### SUPPLIED MATERIAL
★ ★ ★ ★ ★ ★ ★

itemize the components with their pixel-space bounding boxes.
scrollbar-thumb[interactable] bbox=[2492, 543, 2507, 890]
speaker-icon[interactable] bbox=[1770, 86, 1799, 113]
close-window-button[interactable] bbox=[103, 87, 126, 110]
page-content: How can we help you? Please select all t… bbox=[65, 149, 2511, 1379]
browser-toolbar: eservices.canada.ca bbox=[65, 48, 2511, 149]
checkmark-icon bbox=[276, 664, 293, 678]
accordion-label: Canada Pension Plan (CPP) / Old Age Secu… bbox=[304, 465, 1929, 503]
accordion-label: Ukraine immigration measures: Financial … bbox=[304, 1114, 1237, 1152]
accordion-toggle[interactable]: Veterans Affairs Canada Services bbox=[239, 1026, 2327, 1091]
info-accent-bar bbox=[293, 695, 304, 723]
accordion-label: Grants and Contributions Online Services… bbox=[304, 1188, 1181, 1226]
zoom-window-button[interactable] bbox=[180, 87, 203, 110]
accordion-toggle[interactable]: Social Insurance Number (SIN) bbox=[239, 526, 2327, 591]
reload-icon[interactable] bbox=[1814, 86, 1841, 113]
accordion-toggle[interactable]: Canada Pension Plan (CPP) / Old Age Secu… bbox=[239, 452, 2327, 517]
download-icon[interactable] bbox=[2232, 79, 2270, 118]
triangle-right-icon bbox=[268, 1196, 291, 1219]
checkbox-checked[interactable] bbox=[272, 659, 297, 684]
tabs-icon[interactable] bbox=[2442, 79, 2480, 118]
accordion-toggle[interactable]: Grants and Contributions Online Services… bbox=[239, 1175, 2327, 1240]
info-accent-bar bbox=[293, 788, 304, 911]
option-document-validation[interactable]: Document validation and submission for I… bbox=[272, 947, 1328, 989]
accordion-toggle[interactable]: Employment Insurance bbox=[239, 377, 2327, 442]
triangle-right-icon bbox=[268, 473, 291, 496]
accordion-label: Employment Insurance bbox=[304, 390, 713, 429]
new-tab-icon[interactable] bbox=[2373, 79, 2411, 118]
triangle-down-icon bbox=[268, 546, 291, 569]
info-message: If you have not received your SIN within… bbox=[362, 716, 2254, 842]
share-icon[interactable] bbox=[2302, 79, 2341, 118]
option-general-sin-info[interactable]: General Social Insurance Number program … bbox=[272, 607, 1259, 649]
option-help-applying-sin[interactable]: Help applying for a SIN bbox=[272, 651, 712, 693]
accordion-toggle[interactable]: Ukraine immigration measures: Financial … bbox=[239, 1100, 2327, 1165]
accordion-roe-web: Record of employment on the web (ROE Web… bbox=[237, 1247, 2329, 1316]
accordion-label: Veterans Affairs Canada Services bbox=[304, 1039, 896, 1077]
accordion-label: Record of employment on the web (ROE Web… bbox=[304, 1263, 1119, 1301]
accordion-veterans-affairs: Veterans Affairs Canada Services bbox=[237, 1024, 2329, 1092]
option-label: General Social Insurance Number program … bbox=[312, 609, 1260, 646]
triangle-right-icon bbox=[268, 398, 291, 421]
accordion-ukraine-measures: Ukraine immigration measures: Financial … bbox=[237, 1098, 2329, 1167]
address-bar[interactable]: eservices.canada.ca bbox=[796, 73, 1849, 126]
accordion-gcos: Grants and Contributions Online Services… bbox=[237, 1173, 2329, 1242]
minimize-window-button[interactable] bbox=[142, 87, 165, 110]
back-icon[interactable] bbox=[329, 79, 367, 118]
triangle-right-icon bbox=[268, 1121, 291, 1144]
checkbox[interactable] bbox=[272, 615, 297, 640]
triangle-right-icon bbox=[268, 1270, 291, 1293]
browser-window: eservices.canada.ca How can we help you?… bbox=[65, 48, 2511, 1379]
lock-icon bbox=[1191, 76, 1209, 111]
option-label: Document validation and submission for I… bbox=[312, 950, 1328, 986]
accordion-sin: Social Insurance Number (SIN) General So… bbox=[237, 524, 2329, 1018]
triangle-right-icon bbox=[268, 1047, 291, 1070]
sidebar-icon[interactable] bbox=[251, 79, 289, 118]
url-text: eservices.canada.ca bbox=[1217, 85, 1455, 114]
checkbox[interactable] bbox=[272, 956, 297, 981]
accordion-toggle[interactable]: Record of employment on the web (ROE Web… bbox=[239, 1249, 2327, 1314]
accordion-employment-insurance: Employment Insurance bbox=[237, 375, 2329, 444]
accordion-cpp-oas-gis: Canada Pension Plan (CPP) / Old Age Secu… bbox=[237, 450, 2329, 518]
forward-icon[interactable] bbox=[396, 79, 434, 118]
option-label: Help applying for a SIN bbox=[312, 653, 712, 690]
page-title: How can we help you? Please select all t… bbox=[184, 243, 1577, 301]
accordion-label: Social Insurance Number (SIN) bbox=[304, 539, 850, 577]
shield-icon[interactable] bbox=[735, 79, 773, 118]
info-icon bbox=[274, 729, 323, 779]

★ ★ ★ ★ ★ ★ ★

### REQUIREMENTS
Quote the data word for word, from its first line through the line containing "option-document-validation[interactable]: Document validation", inclusive.

### RESPONSE TO THIS EXERCISE
itemize the components with their pixel-space bounding boxes.
scrollbar-thumb[interactable] bbox=[2492, 543, 2507, 890]
speaker-icon[interactable] bbox=[1770, 86, 1799, 113]
close-window-button[interactable] bbox=[103, 87, 126, 110]
page-content: How can we help you? Please select all t… bbox=[65, 149, 2511, 1379]
browser-toolbar: eservices.canada.ca bbox=[65, 48, 2511, 149]
checkmark-icon bbox=[276, 664, 293, 678]
accordion-label: Canada Pension Plan (CPP) / Old Age Secu… bbox=[304, 465, 1929, 503]
accordion-label: Ukraine immigration measures: Financial … bbox=[304, 1114, 1237, 1152]
accordion-toggle[interactable]: Veterans Affairs Canada Services bbox=[239, 1026, 2327, 1091]
info-accent-bar bbox=[293, 695, 304, 723]
accordion-label: Grants and Contributions Online Services… bbox=[304, 1188, 1181, 1226]
zoom-window-button[interactable] bbox=[180, 87, 203, 110]
accordion-toggle[interactable]: Social Insurance Number (SIN) bbox=[239, 526, 2327, 591]
reload-icon[interactable] bbox=[1814, 86, 1841, 113]
accordion-toggle[interactable]: Canada Pension Plan (CPP) / Old Age Secu… bbox=[239, 452, 2327, 517]
download-icon[interactable] bbox=[2232, 79, 2270, 118]
triangle-right-icon bbox=[268, 1196, 291, 1219]
checkbox-checked[interactable] bbox=[272, 659, 297, 684]
tabs-icon[interactable] bbox=[2442, 79, 2480, 118]
accordion-toggle[interactable]: Grants and Contributions Online Services… bbox=[239, 1175, 2327, 1240]
info-accent-bar bbox=[293, 788, 304, 911]
option-document-validation[interactable]: Document validation and submission for I… bbox=[272, 947, 1328, 989]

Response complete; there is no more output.